**TASK DIRECTIONS:** Take the material and output all of it exactly.

**Collection entries:**
— start —
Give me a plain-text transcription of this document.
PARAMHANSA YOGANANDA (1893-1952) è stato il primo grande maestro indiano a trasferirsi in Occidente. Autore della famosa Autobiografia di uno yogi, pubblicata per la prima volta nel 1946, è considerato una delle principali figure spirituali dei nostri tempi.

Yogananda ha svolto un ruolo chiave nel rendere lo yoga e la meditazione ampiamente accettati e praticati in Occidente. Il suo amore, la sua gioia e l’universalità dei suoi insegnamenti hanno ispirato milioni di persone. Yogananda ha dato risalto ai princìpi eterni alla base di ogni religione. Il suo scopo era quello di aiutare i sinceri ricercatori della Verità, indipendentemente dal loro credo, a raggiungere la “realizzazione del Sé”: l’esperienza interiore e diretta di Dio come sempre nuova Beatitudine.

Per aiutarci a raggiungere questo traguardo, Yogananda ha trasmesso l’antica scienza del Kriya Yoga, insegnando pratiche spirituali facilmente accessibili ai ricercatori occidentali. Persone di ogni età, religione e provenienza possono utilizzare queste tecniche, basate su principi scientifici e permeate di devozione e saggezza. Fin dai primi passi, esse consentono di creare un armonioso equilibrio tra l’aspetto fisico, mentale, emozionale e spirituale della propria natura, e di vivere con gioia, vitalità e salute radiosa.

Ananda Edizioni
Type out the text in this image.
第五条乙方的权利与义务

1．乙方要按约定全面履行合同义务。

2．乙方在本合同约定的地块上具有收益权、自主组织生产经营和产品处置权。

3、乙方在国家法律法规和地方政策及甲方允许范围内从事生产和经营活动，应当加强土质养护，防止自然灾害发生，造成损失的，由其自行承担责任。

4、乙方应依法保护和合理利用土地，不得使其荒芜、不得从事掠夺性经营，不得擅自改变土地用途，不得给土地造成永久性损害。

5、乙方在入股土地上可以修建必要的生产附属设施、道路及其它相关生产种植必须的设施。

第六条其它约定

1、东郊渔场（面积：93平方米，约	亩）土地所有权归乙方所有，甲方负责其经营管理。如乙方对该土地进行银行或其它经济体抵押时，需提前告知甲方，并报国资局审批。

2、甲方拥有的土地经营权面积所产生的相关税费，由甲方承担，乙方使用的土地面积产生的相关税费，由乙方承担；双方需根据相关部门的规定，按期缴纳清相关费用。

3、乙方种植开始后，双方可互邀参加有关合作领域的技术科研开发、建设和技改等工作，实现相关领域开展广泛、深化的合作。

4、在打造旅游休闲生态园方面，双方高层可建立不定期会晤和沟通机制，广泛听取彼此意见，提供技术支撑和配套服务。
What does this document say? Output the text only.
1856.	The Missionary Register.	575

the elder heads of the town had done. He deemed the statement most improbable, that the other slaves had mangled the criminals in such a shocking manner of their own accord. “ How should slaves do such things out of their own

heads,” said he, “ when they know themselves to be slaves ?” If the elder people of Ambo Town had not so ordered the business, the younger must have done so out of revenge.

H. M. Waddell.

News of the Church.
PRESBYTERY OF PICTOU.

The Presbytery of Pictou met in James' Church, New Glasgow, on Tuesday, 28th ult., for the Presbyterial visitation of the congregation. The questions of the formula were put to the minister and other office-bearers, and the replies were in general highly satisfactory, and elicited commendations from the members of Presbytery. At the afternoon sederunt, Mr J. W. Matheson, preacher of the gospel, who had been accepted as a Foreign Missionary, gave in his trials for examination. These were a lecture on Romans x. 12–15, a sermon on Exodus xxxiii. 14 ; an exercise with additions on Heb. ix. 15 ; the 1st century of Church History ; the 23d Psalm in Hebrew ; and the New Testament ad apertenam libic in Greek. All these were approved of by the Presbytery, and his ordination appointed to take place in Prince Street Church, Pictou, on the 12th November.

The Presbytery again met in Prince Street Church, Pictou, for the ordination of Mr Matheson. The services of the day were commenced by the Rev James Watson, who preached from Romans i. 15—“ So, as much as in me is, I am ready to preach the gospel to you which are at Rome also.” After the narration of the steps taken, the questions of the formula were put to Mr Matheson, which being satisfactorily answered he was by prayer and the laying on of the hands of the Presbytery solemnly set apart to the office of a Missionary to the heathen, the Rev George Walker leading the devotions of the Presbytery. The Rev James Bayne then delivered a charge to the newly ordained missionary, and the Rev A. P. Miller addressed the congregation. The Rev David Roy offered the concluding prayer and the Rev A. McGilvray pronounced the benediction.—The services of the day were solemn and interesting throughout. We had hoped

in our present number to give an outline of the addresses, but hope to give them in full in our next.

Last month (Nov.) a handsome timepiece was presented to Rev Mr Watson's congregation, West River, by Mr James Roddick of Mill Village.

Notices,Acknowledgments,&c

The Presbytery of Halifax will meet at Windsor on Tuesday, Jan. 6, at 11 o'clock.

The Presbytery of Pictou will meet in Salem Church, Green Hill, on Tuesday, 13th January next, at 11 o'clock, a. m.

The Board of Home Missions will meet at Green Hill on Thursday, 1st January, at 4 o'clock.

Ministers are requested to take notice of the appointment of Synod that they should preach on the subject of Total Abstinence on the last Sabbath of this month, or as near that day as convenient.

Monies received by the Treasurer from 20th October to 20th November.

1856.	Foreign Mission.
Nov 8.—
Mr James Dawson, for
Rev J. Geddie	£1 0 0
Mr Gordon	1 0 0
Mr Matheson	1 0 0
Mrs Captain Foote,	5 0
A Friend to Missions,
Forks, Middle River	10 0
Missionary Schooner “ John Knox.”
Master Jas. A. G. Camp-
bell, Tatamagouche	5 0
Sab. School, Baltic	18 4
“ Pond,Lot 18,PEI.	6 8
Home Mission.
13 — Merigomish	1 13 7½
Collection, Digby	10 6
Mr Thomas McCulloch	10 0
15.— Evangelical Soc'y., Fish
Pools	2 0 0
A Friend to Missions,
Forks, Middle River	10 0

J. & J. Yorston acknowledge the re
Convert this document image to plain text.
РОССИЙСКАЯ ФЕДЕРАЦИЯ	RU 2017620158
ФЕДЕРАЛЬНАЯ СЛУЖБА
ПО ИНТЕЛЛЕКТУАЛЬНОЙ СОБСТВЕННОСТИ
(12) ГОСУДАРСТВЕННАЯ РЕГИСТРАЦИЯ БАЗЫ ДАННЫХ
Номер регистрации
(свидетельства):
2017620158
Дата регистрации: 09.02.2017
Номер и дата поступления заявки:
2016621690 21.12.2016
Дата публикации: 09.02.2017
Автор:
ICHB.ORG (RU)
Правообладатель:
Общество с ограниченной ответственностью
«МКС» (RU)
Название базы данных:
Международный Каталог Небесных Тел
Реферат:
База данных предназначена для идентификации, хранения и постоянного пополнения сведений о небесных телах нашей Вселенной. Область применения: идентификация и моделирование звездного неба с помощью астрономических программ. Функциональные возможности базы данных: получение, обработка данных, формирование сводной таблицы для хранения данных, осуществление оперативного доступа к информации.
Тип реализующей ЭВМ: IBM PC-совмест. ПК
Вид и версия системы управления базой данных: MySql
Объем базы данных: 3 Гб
— end —
**TASK ANSWER:**
Give me a plain-text transcription of this document.
PARAMHANSA YOGANANDA (1893-1952) è stato il primo grande maestro indiano a trasferirsi in Occidente. Autore della famosa Autobiografia di uno yogi, pubblicata per la prima volta nel 1946, è considerato una delle principali figure spirituali dei nostri tempi.

Yogananda ha svolto un ruolo chiave nel rendere lo yoga e la meditazione ampiamente accettati e praticati in Occidente. Il suo amore, la sua gioia e l’universalità dei suoi insegnamenti hanno ispirato milioni di persone. Yogananda ha dato risalto ai princìpi eterni alla base di ogni religione. Il suo scopo era quello di aiutare i sinceri ricercatori della Verità, indipendentemente dal loro credo, a raggiungere la “realizzazione del Sé”: l’esperienza interiore e diretta di Dio come sempre nuova Beatitudine.

Per aiutarci a raggiungere questo traguardo, Yogananda ha trasmesso l’antica scienza del Kriya Yoga, insegnando pratiche spirituali facilmente accessibili ai ricercatori occidentali. Persone di ogni età, religione e provenienza possono utilizzare queste tecniche, basate su principi scientifici e permeate di devozione e saggezza. Fin dai primi passi, esse consentono di creare un armonioso equilibrio tra l’aspetto fisico, mentale, emozionale e spirituale della propria natura, e di vivere con gioia, vitalità e salute radiosa.

Ananda Edizioni
Type out the text in this image.
第五条乙方的权利与义务

1．乙方要按约定全面履行合同义务。

2．乙方在本合同约定的地块上具有收益权、自主组织生产经营和产品处置权。

3、乙方在国家法律法规和地方政策及甲方允许范围内从事生产和经营活动，应当加强土质养护，防止自然灾害发生，造成损失的，由其自行承担责任。

4、乙方应依法保护和合理利用土地，不得使其荒芜、不得从事掠夺性经营，不得擅自改变土地用途，不得给土地造成永久性损害。

5、乙方在入股土地上可以修建必要的生产附属设施、道路及其它相关生产种植必须的设施。

第六条其它约定

1、东郊渔场（面积：93平方米，约	亩）土地所有权归乙方所有，甲方负责其经营管理。如乙方对该土地进行银行或其它经济体抵押时，需提前告知甲方，并报国资局审批。

2、甲方拥有的土地经营权面积所产生的相关税费，由甲方承担，乙方使用的土地面积产生的相关税费，由乙方承担；双方需根据相关部门的规定，按期缴纳清相关费用。

3、乙方种植开始后，双方可互邀参加有关合作领域的技术科研开发、建设和技改等工作，实现相关领域开展广泛、深化的合作。

4、在打造旅游休闲生态园方面，双方高层可建立不定期会晤和沟通机制，广泛听取彼此意见，提供技术支撑和配套服务。
What does this document say? Output the text only.
1856.	The Missionary Register.	575

the elder heads of the town had done. He deemed the statement most improbable, that the other slaves had mangled the criminals in such a shocking manner of their own accord. “ How should slaves do such things out of their own

heads,” said he, “ when they know themselves to be slaves ?” If the elder people of Ambo Town had not so ordered the business, the younger must have done so out of revenge.

H. M. Waddell.

News of the Church.
PRESBYTERY OF PICTOU.

The Presbytery of Pictou met in James' Church, New Glasgow, on Tuesday, 28th ult., for the Presbyterial visitation of the congregation. The questions of the formula were put to the minister and other office-bearers, and the replies were in general highly satisfactory, and elicited commendations from the members of Presbytery. At the afternoon sederunt, Mr J. W. Matheson, preacher of the gospel, who had been accepted as a Foreign Missionary, gave in his trials for examination. These were a lecture on Romans x. 12–15, a sermon on Exodus xxxiii. 14 ; an exercise with additions on Heb. ix. 15 ; the 1st century of Church History ; the 23d Psalm in Hebrew ; and the New Testament ad apertenam libic in Greek. All these were approved of by the Presbytery, and his ordination appointed to take place in Prince Street Church, Pictou, on the 12th November.

The Presbytery again met in Prince Street Church, Pictou, for the ordination of Mr Matheson. The services of the day were commenced by the Rev James Watson, who preached from Romans i. 15—“ So, as much as in me is, I am ready to preach the gospel to you which are at Rome also.” After the narration of the steps taken, the questions of the formula were put to Mr Matheson, which being satisfactorily answered he was by prayer and the laying on of the hands of the Presbytery solemnly set apart to the office of a Missionary to the heathen, the Rev George Walker leading the devotions of the Presbytery. The Rev James Bayne then delivered a charge to the newly ordained missionary, and the Rev A. P. Miller addressed the congregation. The Rev David Roy offered the concluding prayer and the Rev A. McGilvray pronounced the benediction.—The services of the day were solemn and interesting throughout. We had hoped

in our present number to give an outline of the addresses, but hope to give them in full in our next.

Last month (Nov.) a handsome timepiece was presented to Rev Mr Watson's congregation, West River, by Mr James Roddick of Mill Village.

Notices,Acknowledgments,&c

The Presbytery of Halifax will meet at Windsor on Tuesday, Jan. 6, at 11 o'clock.

The Presbytery of Pictou will meet in Salem Church, Green Hill, on Tuesday, 13th January next, at 11 o'clock, a. m.

The Board of Home Missions will meet at Green Hill on Thursday, 1st January, at 4 o'clock.

Ministers are requested to take notice of the appointment of Synod that they should preach on the subject of Total Abstinence on the last Sabbath of this month, or as near that day as convenient.

Monies received by the Treasurer from 20th October to 20th November.

1856.	Foreign Mission.
Nov 8.—
Mr James Dawson, for
Rev J. Geddie	£1 0 0
Mr Gordon	1 0 0
Mr Matheson	1 0 0
Mrs Captain Foote,	5 0
A Friend to Missions,
Forks, Middle River	10 0
Missionary Schooner “ John Knox.”
Master Jas. A. G. Camp-
bell, Tatamagouche	5 0
Sab. School, Baltic	18 4
“ Pond,Lot 18,PEI.	6 8
Home Mission.
13 — Merigomish	1 13 7½
Collection, Digby	10 6
Mr Thomas McCulloch	10 0
15.— Evangelical Soc'y., Fish
Pools	2 0 0
A Friend to Missions,
Forks, Middle River	10 0

J. & J. Yorston acknowledge the re
Convert this document image to plain text.
РОССИЙСКАЯ ФЕДЕРАЦИЯ	RU 2017620158
ФЕДЕРАЛЬНАЯ СЛУЖБА
ПО ИНТЕЛЛЕКТУАЛЬНОЙ СОБСТВЕННОСТИ
(12) ГОСУДАРСТВЕННАЯ РЕГИСТРАЦИЯ БАЗЫ ДАННЫХ
Номер регистрации
(свидетельства):
2017620158
Дата регистрации: 09.02.2017
Номер и дата поступления заявки:
2016621690 21.12.2016
Дата публикации: 09.02.2017
Автор:
ICHB.ORG (RU)
Правообладатель:
Общество с ограниченной ответственностью
«МКС» (RU)
Название базы данных:
Международный Каталог Небесных Тел
Реферат:
База данных предназначена для идентификации, хранения и постоянного пополнения сведений о небесных телах нашей Вселенной. Область применения: идентификация и моделирование звездного неба с помощью астрономических программ. Функциональные возможности базы данных: получение, обработка данных, формирование сводной таблицы для хранения данных, осуществление оперативного доступа к информации.
Тип реализующей ЭВМ: IBM PC-совмест. ПК
Вид и версия системы управления базой данных: MySql
Объем базы данных: 3 Гб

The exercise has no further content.